**Aim**
Wherever the word "heading" appears in a line, copy that line.

**Dataset records**
[start]
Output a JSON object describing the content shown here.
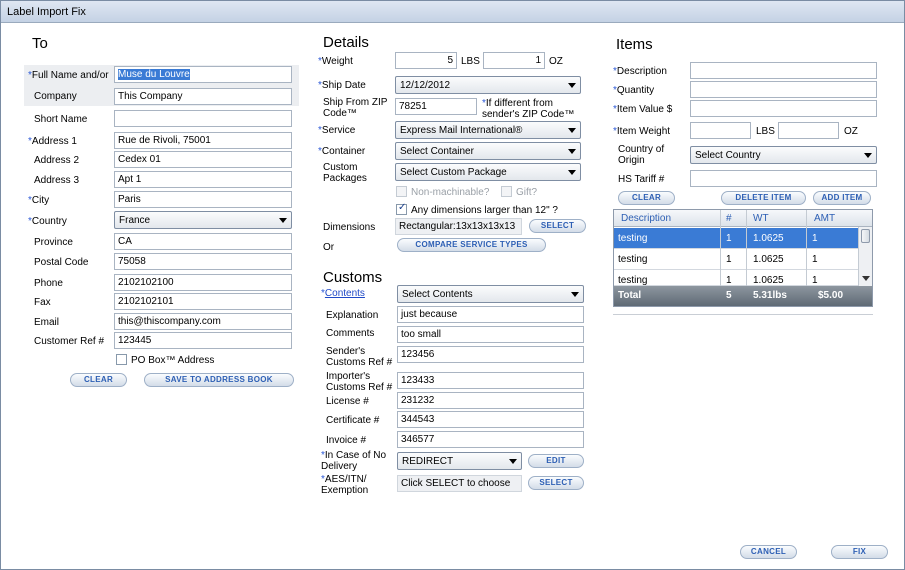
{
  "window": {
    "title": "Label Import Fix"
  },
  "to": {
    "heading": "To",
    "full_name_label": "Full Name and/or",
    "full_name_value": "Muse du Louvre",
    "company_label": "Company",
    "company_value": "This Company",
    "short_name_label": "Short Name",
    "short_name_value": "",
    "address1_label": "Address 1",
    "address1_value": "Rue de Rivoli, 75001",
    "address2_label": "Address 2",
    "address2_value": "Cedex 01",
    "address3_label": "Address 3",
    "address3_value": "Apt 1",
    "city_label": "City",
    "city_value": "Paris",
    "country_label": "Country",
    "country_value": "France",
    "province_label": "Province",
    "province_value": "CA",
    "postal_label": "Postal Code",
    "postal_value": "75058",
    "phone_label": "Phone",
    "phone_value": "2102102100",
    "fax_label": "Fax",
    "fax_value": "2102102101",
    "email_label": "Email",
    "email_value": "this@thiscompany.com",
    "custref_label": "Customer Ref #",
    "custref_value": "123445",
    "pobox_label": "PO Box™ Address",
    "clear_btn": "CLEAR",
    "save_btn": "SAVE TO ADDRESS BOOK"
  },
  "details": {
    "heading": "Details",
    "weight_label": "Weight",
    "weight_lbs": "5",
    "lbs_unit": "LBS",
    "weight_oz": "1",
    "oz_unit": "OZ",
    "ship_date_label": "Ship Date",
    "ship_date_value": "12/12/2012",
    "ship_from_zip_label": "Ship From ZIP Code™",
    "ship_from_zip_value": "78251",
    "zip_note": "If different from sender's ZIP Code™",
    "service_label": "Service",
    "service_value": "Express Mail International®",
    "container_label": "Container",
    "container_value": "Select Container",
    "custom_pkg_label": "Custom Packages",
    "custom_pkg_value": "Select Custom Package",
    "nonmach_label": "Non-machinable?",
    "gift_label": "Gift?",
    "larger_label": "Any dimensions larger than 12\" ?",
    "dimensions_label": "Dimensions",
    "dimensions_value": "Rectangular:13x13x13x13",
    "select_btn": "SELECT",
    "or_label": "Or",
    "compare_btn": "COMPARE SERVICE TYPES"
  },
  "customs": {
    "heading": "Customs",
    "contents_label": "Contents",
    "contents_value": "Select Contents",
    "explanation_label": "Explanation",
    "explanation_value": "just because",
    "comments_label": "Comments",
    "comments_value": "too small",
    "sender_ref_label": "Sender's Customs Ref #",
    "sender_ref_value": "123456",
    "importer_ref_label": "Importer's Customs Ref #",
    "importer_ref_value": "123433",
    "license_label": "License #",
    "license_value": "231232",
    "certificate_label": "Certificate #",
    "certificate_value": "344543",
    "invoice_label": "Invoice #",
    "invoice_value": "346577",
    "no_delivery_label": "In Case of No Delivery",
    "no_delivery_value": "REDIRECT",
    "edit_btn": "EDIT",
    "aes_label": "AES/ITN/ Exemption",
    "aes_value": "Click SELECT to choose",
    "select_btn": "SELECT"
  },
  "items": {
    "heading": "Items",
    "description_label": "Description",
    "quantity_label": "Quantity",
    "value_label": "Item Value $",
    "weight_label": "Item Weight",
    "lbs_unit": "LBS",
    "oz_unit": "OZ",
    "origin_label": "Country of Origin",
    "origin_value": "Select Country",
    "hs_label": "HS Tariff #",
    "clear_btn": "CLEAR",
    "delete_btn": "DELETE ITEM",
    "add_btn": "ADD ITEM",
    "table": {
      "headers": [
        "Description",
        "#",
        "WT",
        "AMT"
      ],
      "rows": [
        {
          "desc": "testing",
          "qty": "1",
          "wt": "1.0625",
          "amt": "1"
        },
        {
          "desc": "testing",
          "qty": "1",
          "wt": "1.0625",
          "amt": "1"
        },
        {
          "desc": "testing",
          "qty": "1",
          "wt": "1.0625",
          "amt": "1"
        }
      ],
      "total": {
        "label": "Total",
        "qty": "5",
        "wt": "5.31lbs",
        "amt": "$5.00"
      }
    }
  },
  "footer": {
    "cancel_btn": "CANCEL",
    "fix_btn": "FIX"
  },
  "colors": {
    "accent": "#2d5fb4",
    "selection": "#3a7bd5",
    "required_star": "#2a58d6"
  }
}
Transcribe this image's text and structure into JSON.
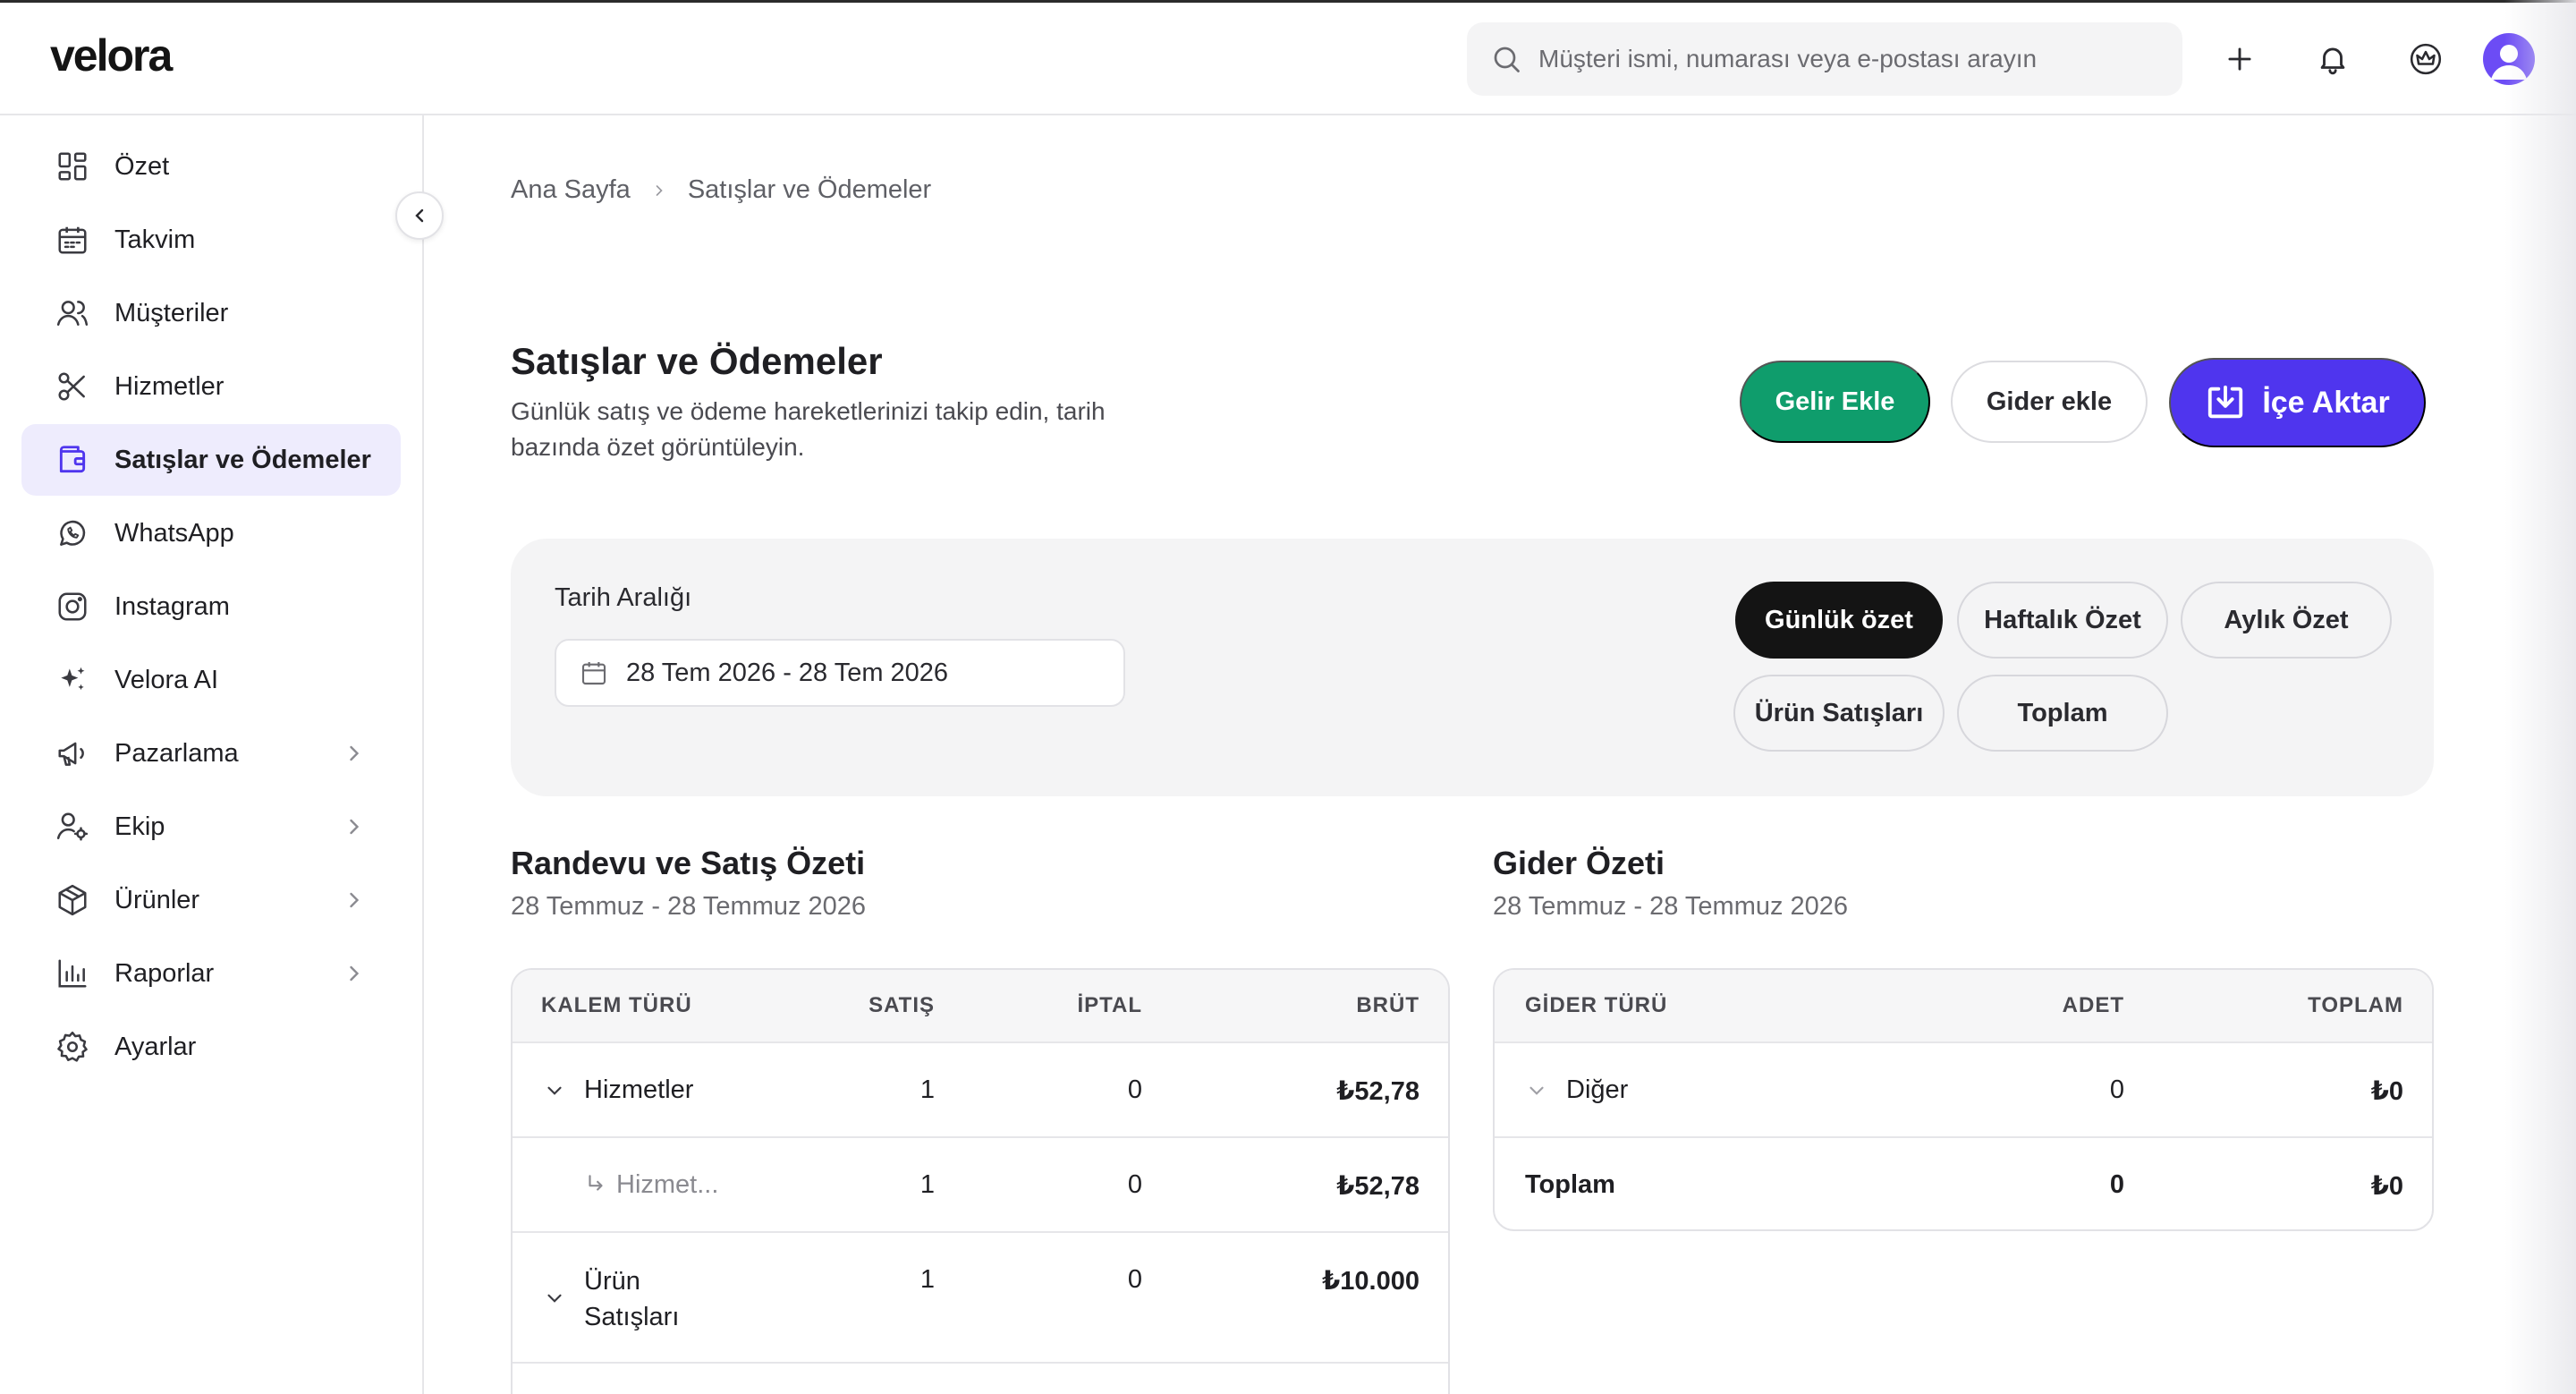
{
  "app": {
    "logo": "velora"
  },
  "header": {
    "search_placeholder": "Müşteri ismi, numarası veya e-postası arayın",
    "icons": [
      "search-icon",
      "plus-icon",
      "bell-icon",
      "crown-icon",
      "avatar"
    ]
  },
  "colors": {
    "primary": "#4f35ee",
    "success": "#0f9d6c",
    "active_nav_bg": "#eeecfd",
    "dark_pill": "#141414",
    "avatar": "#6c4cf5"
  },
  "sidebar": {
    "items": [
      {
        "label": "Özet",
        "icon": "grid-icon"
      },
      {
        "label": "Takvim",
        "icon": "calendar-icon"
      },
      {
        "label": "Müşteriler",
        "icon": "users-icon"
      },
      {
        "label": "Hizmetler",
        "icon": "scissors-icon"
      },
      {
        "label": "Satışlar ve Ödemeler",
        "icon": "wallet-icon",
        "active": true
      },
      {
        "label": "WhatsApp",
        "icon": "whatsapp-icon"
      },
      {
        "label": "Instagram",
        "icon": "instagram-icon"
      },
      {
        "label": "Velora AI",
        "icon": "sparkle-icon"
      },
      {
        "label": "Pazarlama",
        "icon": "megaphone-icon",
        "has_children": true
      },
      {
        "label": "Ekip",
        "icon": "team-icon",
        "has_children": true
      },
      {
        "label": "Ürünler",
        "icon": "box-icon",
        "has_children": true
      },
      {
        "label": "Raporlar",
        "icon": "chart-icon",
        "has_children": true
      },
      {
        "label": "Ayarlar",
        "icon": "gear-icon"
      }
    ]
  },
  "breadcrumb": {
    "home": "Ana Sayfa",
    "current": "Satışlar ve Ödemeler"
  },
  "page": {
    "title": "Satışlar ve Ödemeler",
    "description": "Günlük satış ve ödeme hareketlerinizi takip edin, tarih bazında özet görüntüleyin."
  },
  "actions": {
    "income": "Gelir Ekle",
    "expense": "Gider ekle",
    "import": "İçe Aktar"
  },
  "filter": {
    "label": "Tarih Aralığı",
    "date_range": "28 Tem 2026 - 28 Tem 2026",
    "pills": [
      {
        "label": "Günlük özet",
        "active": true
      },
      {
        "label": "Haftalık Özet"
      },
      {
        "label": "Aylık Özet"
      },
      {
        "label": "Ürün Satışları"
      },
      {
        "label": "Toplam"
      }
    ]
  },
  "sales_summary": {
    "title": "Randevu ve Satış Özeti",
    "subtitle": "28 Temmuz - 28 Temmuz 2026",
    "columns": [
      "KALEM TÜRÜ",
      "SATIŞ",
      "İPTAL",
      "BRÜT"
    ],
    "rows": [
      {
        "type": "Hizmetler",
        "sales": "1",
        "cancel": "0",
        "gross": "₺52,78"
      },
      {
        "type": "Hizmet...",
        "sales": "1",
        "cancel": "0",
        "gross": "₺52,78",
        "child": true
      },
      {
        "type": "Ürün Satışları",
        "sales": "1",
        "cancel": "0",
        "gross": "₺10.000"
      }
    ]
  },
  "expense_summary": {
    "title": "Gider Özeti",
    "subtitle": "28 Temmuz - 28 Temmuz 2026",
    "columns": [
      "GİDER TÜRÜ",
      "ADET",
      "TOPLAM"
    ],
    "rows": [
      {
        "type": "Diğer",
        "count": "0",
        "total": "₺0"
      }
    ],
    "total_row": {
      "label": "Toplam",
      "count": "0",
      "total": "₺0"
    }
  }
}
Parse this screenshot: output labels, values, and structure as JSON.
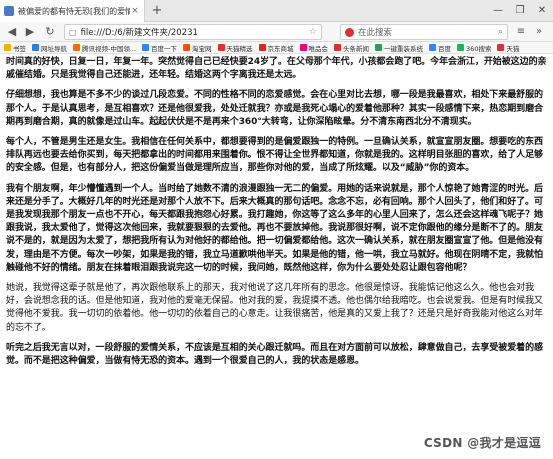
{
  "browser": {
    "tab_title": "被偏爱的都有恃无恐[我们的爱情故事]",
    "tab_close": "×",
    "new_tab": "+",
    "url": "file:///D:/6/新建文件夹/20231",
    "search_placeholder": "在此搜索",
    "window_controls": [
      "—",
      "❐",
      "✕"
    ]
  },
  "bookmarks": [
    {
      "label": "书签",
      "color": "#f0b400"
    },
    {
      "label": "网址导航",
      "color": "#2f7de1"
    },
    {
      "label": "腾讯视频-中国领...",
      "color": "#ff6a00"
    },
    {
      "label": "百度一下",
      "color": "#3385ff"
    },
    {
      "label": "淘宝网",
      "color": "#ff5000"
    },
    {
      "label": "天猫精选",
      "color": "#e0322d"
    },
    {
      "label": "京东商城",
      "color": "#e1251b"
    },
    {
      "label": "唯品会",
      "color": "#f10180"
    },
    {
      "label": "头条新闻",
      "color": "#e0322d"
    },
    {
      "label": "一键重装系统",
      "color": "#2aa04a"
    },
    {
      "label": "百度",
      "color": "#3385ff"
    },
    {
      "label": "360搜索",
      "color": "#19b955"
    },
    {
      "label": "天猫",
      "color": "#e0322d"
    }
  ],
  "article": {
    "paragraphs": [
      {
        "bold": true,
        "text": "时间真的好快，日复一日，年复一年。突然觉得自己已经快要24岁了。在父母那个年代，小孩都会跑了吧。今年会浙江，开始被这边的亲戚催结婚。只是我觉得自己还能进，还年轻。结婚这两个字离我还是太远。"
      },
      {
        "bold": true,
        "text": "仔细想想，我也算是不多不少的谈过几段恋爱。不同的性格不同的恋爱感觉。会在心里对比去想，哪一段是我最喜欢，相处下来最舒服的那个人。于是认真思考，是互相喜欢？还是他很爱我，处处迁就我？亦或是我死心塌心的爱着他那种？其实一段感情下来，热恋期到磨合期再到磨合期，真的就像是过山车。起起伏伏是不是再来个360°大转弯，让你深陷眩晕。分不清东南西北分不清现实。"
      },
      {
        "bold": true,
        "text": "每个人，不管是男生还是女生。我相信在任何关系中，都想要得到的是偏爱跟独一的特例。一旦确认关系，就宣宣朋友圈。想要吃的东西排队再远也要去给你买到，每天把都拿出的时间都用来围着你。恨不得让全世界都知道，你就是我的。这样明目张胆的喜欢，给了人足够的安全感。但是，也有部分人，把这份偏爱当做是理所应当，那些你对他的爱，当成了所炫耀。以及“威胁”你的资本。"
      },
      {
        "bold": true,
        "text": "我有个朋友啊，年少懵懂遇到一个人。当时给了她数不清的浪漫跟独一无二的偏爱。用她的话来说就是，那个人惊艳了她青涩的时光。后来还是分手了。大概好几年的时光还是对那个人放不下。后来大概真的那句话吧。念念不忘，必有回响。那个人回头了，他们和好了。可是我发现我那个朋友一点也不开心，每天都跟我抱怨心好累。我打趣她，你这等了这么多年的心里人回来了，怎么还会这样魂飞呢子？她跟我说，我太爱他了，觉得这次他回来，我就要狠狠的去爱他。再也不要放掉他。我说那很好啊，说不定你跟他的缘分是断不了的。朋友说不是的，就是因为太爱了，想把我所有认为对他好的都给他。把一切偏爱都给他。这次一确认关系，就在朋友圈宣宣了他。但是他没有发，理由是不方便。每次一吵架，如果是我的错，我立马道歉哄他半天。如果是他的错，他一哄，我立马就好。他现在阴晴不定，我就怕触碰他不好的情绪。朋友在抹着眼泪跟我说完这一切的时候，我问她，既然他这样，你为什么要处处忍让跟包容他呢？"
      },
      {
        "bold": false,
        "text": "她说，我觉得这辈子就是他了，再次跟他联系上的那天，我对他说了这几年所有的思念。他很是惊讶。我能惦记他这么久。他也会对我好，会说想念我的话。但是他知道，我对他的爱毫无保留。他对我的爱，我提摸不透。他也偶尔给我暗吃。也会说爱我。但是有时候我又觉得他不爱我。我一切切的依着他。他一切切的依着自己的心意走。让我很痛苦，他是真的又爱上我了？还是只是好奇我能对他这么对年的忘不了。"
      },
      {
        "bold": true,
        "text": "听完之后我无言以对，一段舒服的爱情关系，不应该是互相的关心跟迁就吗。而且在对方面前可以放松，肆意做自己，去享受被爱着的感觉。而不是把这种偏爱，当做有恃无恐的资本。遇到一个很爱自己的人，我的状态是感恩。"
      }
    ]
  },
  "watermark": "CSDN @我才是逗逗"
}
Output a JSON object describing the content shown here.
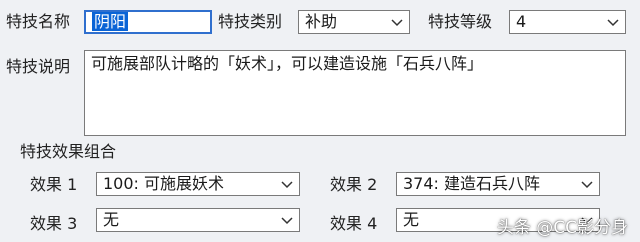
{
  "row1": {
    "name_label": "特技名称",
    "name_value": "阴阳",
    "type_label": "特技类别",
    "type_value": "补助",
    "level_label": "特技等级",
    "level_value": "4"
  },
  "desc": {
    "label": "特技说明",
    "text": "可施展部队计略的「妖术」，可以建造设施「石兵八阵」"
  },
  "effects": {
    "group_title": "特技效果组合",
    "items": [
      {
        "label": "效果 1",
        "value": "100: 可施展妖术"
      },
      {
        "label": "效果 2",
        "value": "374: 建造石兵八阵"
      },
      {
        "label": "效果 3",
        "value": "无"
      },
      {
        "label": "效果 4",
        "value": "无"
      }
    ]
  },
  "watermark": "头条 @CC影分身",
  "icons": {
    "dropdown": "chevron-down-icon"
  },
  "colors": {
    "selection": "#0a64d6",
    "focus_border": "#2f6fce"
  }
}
[end]
**Response to the task**
    "heading": "To",
    "heading": "Details",
    "heading": "Customs",
    "heading": "Items",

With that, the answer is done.